• _Work to do_: Pick out the lines below that include the string "this".

• _Supplied entries_:
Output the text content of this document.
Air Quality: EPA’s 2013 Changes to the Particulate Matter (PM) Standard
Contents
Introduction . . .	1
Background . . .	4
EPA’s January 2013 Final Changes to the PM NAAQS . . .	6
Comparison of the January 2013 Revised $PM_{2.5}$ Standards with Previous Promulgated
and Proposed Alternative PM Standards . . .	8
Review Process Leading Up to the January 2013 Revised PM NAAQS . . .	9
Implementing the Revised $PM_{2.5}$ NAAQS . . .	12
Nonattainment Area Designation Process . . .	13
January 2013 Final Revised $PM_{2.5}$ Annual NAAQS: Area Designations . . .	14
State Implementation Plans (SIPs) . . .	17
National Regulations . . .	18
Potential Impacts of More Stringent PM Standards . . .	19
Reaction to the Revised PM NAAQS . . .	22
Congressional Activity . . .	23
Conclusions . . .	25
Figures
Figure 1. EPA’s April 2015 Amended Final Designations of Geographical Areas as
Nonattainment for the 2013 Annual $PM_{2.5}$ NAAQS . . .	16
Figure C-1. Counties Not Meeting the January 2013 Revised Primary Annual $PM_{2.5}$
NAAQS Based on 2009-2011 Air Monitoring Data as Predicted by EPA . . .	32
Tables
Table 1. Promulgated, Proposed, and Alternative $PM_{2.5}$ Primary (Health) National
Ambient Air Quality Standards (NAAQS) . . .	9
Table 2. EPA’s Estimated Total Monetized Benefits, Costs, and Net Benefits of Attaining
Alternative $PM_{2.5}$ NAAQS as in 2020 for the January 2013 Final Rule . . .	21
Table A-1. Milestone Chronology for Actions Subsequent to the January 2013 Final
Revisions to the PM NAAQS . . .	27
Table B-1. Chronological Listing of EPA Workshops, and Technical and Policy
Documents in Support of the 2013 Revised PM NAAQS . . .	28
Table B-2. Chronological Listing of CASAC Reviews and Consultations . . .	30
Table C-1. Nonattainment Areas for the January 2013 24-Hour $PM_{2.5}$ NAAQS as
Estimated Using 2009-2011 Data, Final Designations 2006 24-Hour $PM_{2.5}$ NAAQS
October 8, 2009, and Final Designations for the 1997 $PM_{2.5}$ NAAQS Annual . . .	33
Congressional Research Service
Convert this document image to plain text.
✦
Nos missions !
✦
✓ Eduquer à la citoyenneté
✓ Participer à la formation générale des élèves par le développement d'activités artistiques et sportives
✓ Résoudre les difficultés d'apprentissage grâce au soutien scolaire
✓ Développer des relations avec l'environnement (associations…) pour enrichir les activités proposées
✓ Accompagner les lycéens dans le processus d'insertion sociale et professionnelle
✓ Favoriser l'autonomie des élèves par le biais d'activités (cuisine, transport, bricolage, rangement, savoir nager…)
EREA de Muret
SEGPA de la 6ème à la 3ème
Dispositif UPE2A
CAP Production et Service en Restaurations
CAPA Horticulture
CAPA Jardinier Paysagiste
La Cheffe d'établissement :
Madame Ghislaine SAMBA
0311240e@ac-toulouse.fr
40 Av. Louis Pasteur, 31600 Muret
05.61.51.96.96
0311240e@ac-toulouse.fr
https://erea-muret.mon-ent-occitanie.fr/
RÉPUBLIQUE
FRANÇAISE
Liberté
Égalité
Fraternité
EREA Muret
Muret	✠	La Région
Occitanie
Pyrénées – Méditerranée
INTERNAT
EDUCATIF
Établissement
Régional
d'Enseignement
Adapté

• _Solution_:
Output the text content of this document.
Convert this document image to plain text.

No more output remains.